Brief:
Reproduce all entries precisely as they are written.
* START Supplied material *
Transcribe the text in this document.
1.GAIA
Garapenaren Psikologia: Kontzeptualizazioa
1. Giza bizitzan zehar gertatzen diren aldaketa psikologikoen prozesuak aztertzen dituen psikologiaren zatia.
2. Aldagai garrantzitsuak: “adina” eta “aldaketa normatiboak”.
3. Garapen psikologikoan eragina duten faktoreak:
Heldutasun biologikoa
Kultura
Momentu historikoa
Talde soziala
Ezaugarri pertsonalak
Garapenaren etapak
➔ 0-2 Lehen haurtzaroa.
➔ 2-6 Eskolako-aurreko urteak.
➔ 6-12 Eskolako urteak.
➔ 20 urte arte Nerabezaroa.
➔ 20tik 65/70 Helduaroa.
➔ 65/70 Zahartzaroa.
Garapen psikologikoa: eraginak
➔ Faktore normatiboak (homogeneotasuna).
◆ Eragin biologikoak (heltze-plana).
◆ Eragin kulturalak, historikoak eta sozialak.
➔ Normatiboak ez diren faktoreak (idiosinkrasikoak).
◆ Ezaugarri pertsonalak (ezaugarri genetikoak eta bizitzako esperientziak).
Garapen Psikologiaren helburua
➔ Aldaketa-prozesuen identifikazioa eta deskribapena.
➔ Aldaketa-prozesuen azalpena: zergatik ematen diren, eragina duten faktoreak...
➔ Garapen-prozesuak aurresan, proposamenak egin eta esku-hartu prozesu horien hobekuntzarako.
* END Supplied material *
Answer to this task:
Transcribe the text in this document.
1.GAIA
Garapenaren Psikologia: Kontzeptualizazioa
1. Giza bizitzan zehar gertatzen diren aldaketa psikologikoen prozesuak aztertzen dituen psikologiaren zatia.
2. Aldagai garrantzitsuak: “adina” eta “aldaketa normatiboak”.
3. Garapen psikologikoan eragina duten faktoreak:
Heldutasun biologikoa
Kultura
Momentu historikoa
Talde soziala
Ezaugarri pertsonalak
Garapenaren etapak
➔ 0-2 Lehen haurtzaroa.
➔ 2-6 Eskolako-aurreko urteak.
➔ 6-12 Eskolako urteak.
➔ 20 urte arte Nerabezaroa.
➔ 20tik 65/70 Helduaroa.
➔ 65/70 Zahartzaroa.
Garapen psikologikoa: eraginak
➔ Faktore normatiboak (homogeneotasuna).
◆ Eragin biologikoak (heltze-plana).
◆ Eragin kulturalak, historikoak eta sozialak.
➔ Normatiboak ez diren faktoreak (idiosinkrasikoak).
◆ Ezaugarri pertsonalak (ezaugarri genetikoak eta bizitzako esperientziak).
Garapen Psikologiaren helburua
➔ Aldaketa-prozesuen identifikazioa eta deskribapena.
➔ Aldaketa-prozesuen azalpena: zergatik ematen diren, eragina duten faktoreak...
➔ Garapen-prozesuak aurresan, proposamenak egin eta esku-hartu prozesu horien hobekuntzarako.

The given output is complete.